- WHAT THE EXERCISE ASKS
In the listing below, find every line with the string "values" and pull it out.

## begin

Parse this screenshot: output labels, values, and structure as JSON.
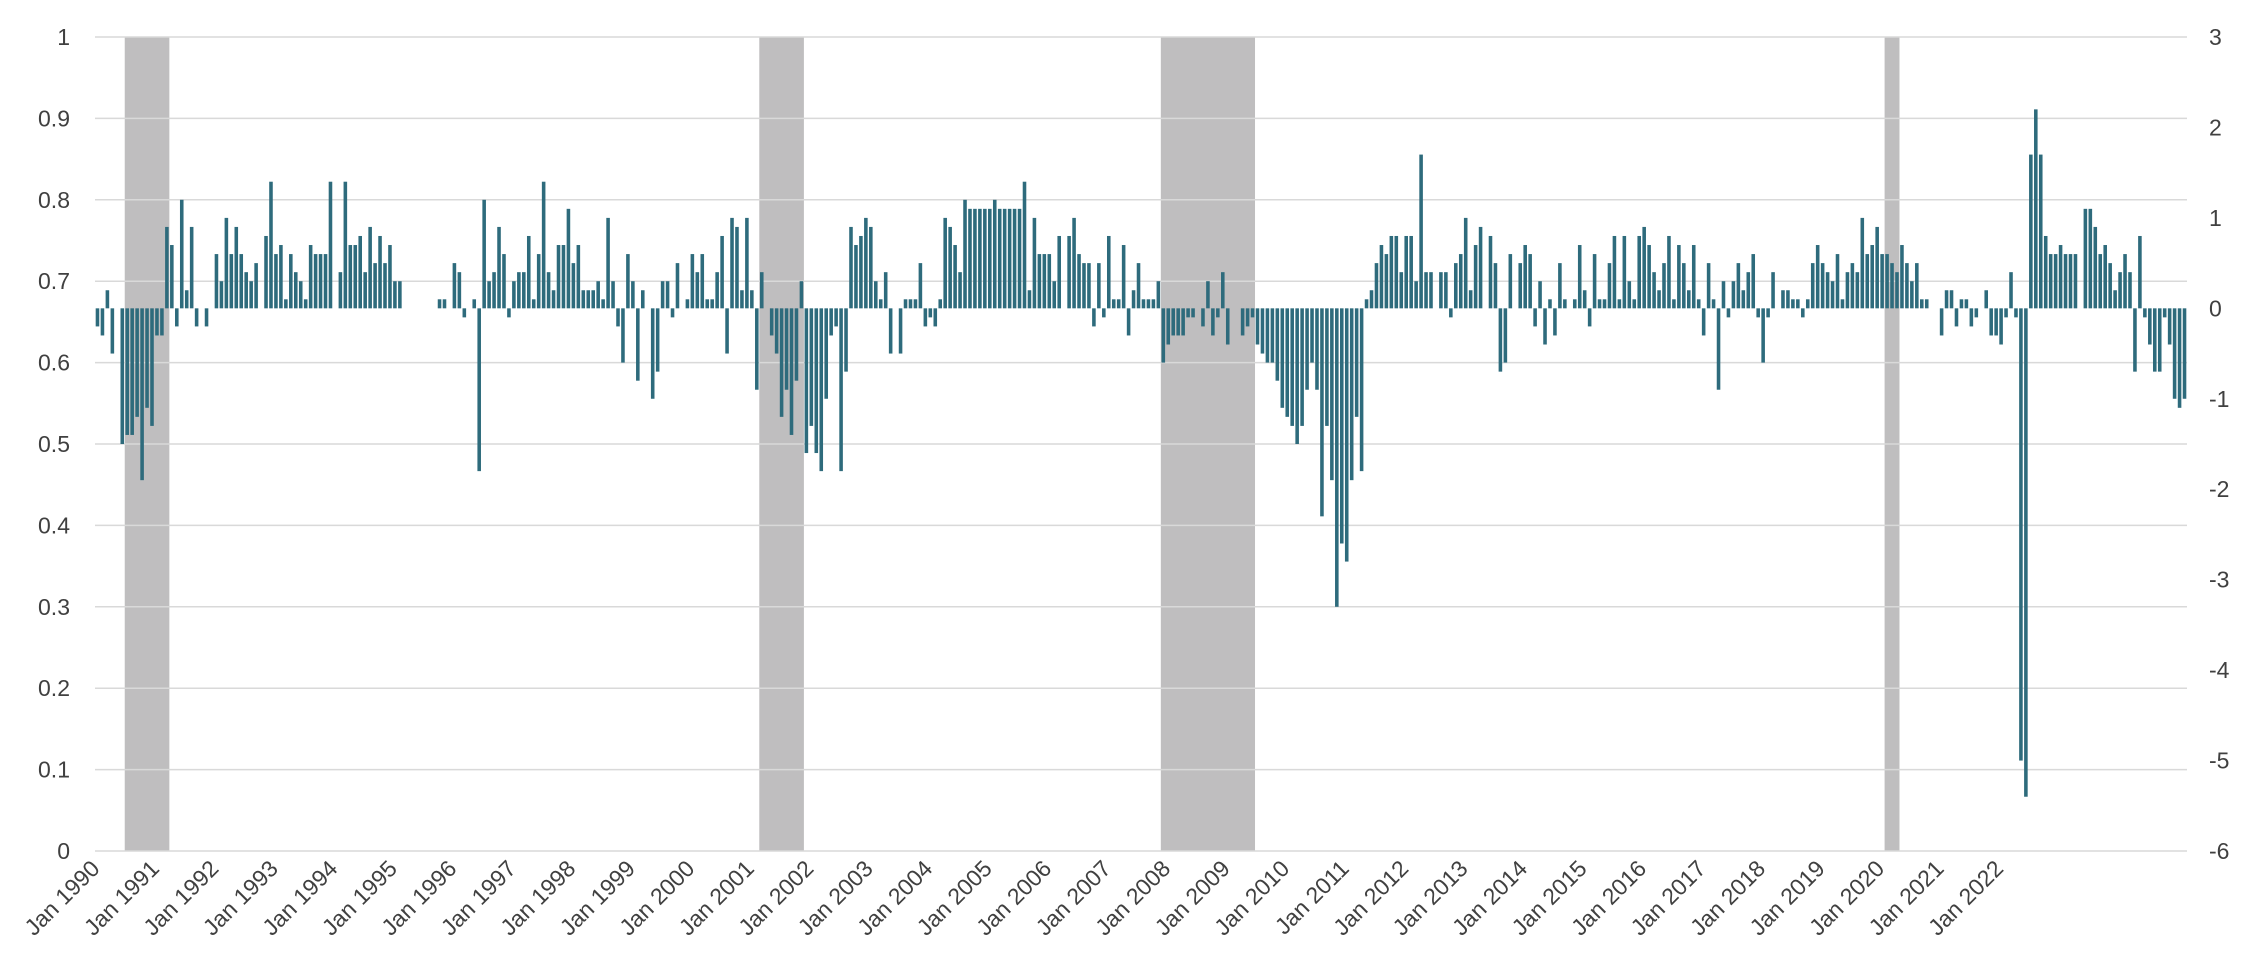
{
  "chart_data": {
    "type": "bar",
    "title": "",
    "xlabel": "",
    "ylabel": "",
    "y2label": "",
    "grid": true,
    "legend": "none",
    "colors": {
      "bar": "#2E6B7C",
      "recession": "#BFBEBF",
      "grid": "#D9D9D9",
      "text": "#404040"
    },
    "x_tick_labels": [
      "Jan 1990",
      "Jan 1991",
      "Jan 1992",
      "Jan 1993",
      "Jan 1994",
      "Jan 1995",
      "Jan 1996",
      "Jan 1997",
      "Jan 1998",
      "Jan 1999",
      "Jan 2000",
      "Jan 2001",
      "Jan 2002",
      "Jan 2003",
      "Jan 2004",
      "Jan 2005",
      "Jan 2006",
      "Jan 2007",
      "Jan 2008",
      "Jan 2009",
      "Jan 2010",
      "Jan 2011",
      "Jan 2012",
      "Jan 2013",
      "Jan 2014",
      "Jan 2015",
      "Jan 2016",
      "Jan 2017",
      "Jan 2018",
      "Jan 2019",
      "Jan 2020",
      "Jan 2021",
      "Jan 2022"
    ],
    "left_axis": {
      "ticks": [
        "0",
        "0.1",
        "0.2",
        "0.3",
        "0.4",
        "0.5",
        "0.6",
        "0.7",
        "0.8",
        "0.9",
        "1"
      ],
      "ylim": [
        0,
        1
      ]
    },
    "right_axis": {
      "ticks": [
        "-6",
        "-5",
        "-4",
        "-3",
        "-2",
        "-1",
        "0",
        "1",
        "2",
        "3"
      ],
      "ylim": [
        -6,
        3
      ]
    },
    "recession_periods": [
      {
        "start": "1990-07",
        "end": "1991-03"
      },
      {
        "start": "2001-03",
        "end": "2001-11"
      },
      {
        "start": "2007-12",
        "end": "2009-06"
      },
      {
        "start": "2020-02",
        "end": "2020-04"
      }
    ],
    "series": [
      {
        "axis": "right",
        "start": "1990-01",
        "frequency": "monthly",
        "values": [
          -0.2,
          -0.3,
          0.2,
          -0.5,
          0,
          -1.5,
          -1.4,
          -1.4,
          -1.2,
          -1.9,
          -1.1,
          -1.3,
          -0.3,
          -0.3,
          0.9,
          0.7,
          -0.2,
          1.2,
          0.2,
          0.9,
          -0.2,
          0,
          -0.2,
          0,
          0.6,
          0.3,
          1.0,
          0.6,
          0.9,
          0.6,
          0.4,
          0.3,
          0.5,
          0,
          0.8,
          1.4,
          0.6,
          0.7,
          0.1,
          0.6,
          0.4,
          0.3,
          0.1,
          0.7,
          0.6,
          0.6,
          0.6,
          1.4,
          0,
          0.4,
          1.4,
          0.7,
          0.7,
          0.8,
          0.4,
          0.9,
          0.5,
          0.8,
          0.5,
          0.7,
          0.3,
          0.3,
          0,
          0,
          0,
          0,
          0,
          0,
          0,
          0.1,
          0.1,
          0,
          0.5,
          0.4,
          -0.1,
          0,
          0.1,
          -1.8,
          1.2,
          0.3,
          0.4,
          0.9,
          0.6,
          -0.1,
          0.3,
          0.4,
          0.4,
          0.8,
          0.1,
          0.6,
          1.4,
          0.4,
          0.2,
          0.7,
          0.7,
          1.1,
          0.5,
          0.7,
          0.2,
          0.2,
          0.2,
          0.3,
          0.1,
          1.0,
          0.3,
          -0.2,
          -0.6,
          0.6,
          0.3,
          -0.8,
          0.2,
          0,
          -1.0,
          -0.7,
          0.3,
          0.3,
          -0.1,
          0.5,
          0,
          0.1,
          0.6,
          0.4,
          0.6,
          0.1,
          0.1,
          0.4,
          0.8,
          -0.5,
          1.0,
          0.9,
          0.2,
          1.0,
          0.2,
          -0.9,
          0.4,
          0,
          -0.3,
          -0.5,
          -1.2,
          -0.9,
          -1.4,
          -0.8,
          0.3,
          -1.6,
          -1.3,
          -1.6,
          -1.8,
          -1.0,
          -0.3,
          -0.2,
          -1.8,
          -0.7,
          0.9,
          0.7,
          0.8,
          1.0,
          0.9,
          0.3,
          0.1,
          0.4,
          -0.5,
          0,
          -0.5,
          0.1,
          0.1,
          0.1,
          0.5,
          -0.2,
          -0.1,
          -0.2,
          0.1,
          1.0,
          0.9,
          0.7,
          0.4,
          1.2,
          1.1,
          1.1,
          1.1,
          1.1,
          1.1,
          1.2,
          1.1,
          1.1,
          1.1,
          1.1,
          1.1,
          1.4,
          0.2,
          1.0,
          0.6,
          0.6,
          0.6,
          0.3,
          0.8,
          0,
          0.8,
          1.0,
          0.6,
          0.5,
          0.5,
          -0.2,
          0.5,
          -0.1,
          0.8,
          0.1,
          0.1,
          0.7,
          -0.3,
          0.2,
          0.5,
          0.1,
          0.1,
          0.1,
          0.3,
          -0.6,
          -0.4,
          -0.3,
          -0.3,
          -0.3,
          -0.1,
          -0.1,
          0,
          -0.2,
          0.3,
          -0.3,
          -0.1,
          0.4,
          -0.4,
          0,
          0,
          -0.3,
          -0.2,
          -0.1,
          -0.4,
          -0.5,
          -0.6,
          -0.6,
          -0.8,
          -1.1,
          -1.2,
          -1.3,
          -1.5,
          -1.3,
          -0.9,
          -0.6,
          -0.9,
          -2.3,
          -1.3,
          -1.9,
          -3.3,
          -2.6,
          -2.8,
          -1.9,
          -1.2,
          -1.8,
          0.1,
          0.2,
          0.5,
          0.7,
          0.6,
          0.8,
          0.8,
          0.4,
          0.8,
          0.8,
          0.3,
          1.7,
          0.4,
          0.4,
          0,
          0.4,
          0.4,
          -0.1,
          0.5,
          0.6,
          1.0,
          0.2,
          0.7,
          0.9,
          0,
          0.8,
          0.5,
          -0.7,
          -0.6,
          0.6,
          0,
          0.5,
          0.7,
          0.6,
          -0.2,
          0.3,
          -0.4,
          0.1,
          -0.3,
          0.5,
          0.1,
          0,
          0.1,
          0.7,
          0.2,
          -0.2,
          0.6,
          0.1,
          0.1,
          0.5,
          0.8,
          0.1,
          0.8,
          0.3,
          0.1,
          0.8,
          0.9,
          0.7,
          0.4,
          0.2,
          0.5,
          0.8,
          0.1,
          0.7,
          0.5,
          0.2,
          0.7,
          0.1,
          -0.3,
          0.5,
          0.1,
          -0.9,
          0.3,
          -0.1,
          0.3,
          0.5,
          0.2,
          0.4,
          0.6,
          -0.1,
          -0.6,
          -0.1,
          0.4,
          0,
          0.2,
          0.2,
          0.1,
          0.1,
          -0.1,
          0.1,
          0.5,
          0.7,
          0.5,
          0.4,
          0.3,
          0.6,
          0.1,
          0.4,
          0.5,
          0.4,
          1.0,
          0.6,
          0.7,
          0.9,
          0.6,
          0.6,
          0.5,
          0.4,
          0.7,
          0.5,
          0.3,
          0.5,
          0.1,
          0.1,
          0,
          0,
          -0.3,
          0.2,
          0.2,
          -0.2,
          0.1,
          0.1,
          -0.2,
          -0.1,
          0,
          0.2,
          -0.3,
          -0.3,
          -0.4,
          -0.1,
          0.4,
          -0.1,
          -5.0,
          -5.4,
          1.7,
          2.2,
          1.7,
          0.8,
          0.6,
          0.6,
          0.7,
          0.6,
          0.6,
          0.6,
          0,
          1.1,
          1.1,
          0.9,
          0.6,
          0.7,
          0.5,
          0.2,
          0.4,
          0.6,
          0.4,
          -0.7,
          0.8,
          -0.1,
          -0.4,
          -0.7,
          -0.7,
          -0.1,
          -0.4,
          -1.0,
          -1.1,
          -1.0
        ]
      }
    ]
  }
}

## end

- TASK RESULT
Parse this screenshot: output labels, values, and structure as JSON.
        "values": [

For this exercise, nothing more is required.